=== Given entries ===

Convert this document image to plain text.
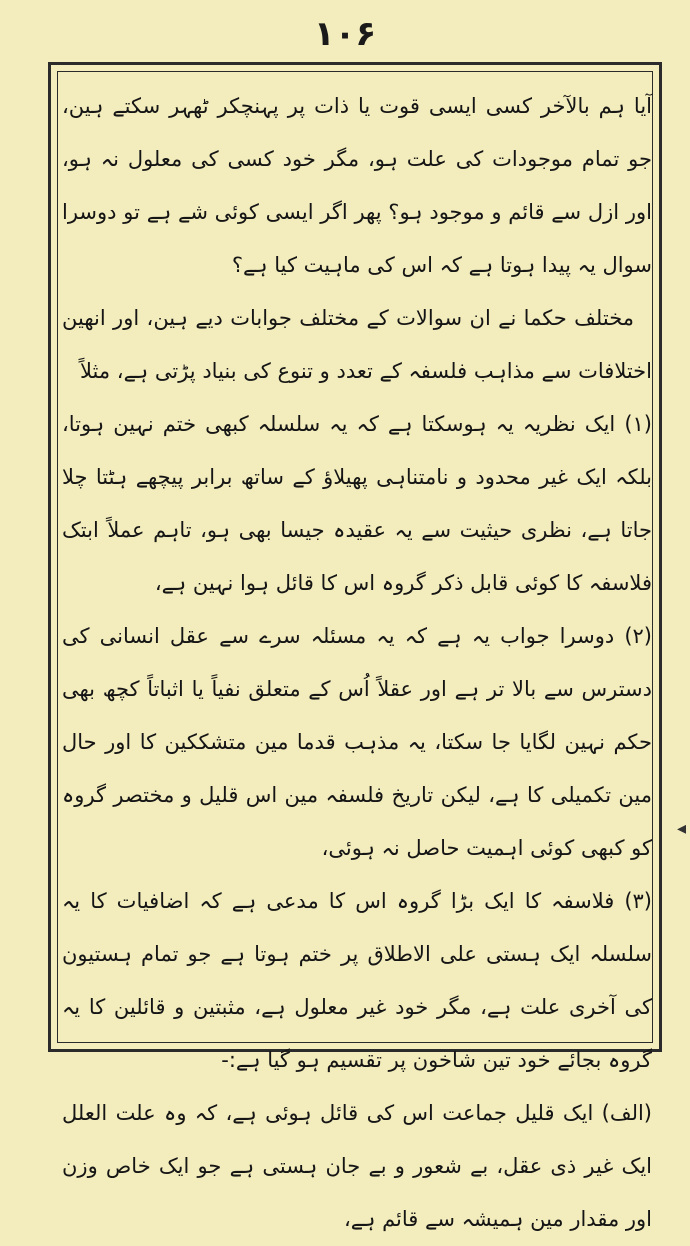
۱۰۶

آیا ہم بالآخر کسی ایسی قوت یا ذات پر پہنچکر ٹھہر سکتے ہین، جو تمام موجودات کی علت ہو، مگر خود کسی کی معلول نہ ہو، اور ازل سے قائم و موجود ہو؟ پھر اگر ایسی کوئی شے ہے تو دوسرا سوال یہ پیدا ہوتا ہے کہ اس کی ماہیت کیا ہے؟

مختلف حکما نے ان سوالات کے مختلف جوابات دیے ہین، اور انھین اختلافات سے مذاہب فلسفہ کے تعدد و تنوع کی بنیاد پڑتی ہے، مثلاً

(۱) ایک نظریہ یہ ہوسکتا ہے کہ یہ سلسلہ کبھی ختم نہین ہوتا، بلکہ ایک غیر محدود و نامتناہی پھیلاؤ کے ساتھ برابر پیچھے ہٹتا چلا جاتا ہے، نظری حیثیت سے یہ عقیدہ جیسا بھی ہو، تاہم عملاً ابتک فلاسفہ کا کوئی قابل ذکر گروہ اس کا قائل ہوا نہین ہے،

(۲) دوسرا جواب یہ ہے کہ یہ مسئلہ سرے سے عقل انسانی کی دسترس سے بالا تر ہے اور عقلاً اُس کے متعلق نفیاً یا اثباتاً کچھ بھی حکم نہین لگایا جا سکتا، یہ مذہب قدما مین متشککین کا اور حال مین تکمیلی کا ہے، لیکن تاریخ فلسفہ مین اس قلیل و مختصر گروہ کو کبھی کوئی اہمیت حاصل نہ ہوئی،

(۳) فلاسفہ کا ایک بڑا گروہ اس کا مدعی ہے کہ اضافیات کا یہ سلسلہ ایک ہستی علی الاطلاق پر ختم ہوتا ہے جو تمام ہستیون کی آخری علت ہے، مگر خود غیر معلول ہے، مثبتین و قائلین کا یہ گروہ بجائے خود تین شاخون پر تقسیم ہو گیا ہے:-

(الف) ایک قلیل جماعت اس کی قائل ہوئی ہے، کہ وہ علت العلل ایک غیر ذی عقل، بے شعور و بے جان ہستی ہے جو ایک خاص وزن اور مقدار مین ہمیشہ سے قائم ہے،

◂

===

[Problem description] Give back every line exactly as it stands, pictures excluded.

[Expected output]
Convert this document image to plain text.
۱۰۶

آیا ہم بالآخر کسی ایسی قوت یا ذات پر پہنچکر ٹھہر سکتے ہین، جو تمام موجودات کی علت ہو، مگر خود کسی کی معلول نہ ہو، اور ازل سے قائم و موجود ہو؟ پھر اگر ایسی کوئی شے ہے تو دوسرا سوال یہ پیدا ہوتا ہے کہ اس کی ماہیت کیا ہے؟

مختلف حکما نے ان سوالات کے مختلف جوابات دیے ہین، اور انھین اختلافات سے مذاہب فلسفہ کے تعدد و تنوع کی بنیاد پڑتی ہے، مثلاً

(۱) ایک نظریہ یہ ہوسکتا ہے کہ یہ سلسلہ کبھی ختم نہین ہوتا، بلکہ ایک غیر محدود و نامتناہی پھیلاؤ کے ساتھ برابر پیچھے ہٹتا چلا جاتا ہے، نظری حیثیت سے یہ عقیدہ جیسا بھی ہو، تاہم عملاً ابتک فلاسفہ کا کوئی قابل ذکر گروہ اس کا قائل ہوا نہین ہے،

(۲) دوسرا جواب یہ ہے کہ یہ مسئلہ سرے سے عقل انسانی کی دسترس سے بالا تر ہے اور عقلاً اُس کے متعلق نفیاً یا اثباتاً کچھ بھی حکم نہین لگایا جا سکتا، یہ مذہب قدما مین متشککین کا اور حال مین تکمیلی کا ہے، لیکن تاریخ فلسفہ مین اس قلیل و مختصر گروہ کو کبھی کوئی اہمیت حاصل نہ ہوئی،

(۳) فلاسفہ کا ایک بڑا گروہ اس کا مدعی ہے کہ اضافیات کا یہ سلسلہ ایک ہستی علی الاطلاق پر ختم ہوتا ہے جو تمام ہستیون کی آخری علت ہے، مگر خود غیر معلول ہے، مثبتین و قائلین کا یہ گروہ بجائے خود تین شاخون پر تقسیم ہو گیا ہے:-

(الف) ایک قلیل جماعت اس کی قائل ہوئی ہے، کہ وہ علت العلل ایک غیر ذی عقل، بے شعور و بے جان ہستی ہے جو ایک خاص وزن اور مقدار مین ہمیشہ سے قائم ہے،

◂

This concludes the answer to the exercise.